§ **TASK TO COMPLETE**: Read through the records below and copy each line that uses the word "Enumerate".

§ **EXERCISE INPUT**:
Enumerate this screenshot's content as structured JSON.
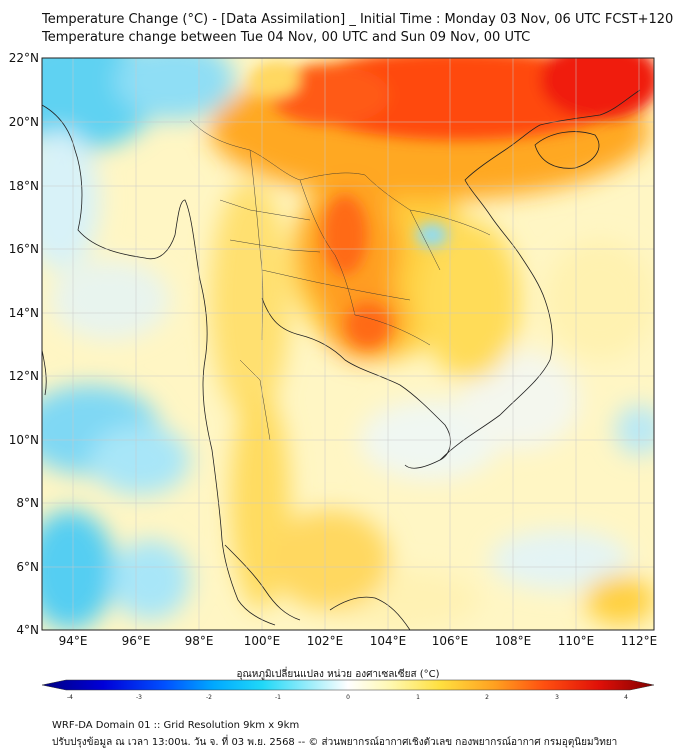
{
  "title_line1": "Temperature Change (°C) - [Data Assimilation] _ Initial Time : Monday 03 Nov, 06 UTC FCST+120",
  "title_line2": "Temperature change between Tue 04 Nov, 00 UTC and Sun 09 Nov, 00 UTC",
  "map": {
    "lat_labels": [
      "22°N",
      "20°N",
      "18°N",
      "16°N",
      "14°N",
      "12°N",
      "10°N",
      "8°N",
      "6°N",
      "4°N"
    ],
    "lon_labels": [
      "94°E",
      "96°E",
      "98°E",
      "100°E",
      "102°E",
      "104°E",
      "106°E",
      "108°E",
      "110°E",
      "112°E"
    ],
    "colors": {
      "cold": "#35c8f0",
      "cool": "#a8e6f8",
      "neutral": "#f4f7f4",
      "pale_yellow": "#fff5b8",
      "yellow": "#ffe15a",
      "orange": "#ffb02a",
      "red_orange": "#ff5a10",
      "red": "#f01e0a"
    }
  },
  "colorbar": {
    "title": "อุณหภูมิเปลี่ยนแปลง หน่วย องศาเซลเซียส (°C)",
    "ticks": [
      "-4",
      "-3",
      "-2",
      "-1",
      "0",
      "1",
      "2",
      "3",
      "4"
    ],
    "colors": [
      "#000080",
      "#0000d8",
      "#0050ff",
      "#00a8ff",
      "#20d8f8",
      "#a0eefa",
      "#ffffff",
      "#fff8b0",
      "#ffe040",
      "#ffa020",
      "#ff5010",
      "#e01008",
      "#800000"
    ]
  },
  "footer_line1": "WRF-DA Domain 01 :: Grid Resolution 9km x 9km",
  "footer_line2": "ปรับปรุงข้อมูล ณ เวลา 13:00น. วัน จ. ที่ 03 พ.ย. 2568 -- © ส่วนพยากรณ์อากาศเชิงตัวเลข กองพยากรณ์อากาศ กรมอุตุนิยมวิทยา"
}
==
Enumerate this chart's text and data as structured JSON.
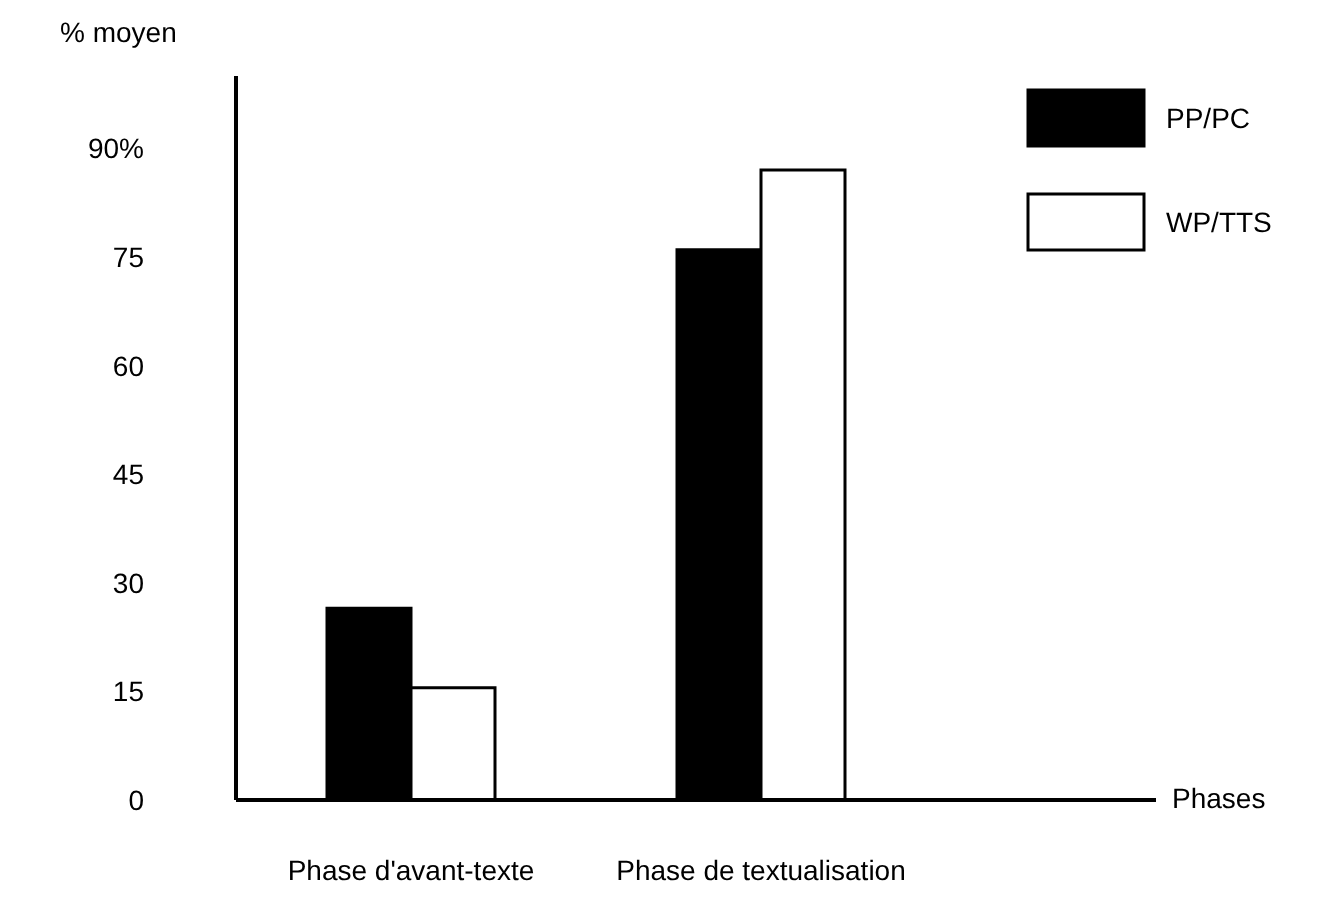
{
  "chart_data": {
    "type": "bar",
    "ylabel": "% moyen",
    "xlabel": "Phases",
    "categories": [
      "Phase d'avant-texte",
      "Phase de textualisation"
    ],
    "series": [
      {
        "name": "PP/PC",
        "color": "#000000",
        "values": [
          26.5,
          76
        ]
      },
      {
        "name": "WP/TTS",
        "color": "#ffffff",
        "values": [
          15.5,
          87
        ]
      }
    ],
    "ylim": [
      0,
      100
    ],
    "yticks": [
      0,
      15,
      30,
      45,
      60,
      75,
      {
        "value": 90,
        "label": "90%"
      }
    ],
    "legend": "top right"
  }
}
---
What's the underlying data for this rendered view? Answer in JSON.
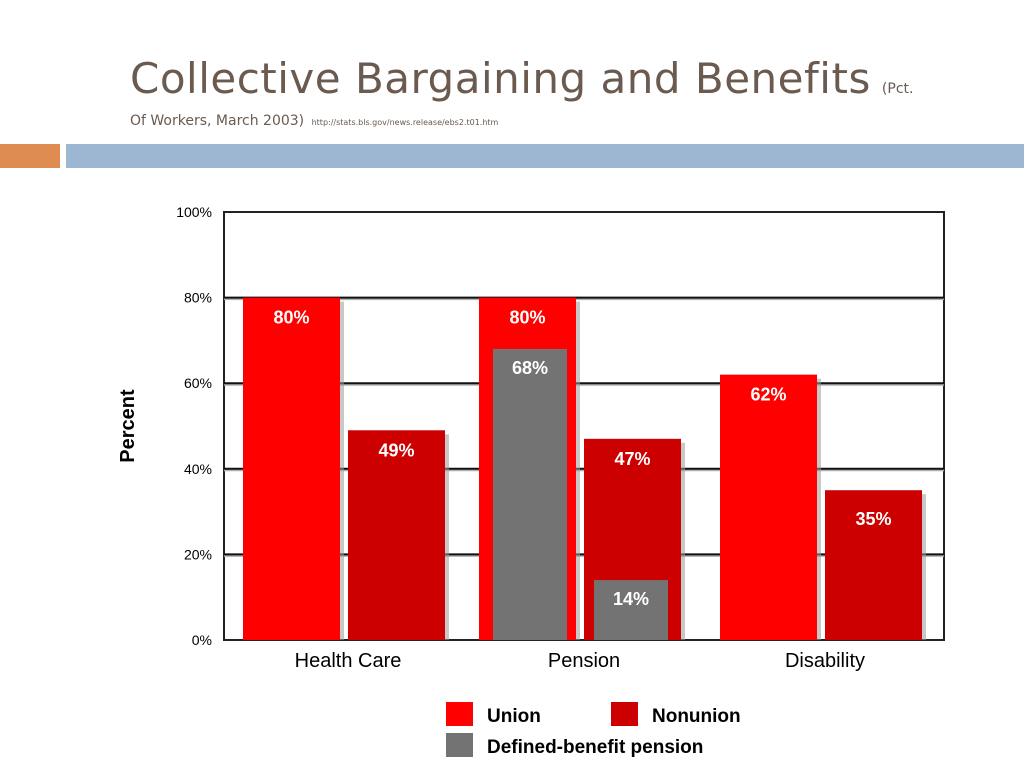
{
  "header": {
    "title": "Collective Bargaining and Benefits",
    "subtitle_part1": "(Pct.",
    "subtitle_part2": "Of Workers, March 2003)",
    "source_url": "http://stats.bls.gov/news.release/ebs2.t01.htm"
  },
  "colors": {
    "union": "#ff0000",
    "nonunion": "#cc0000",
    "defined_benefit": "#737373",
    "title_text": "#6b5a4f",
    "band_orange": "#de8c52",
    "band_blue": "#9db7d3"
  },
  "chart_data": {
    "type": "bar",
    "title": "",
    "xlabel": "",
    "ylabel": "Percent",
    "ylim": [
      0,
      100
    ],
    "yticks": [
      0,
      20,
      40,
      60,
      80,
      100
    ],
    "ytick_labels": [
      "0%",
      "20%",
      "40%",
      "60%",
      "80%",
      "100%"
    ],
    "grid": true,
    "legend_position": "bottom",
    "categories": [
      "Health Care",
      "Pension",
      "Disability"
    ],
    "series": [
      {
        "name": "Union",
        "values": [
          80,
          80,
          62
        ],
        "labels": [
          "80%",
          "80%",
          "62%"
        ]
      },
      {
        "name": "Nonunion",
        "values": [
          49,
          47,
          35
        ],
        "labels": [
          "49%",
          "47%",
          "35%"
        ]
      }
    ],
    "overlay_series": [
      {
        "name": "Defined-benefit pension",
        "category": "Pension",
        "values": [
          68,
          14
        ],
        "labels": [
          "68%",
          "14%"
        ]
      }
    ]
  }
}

§ **ANSWER FOR THE TASK**:
Enumerate this screenshot's content as structured JSON.
Enumerate this chart's text and data as structured JSON.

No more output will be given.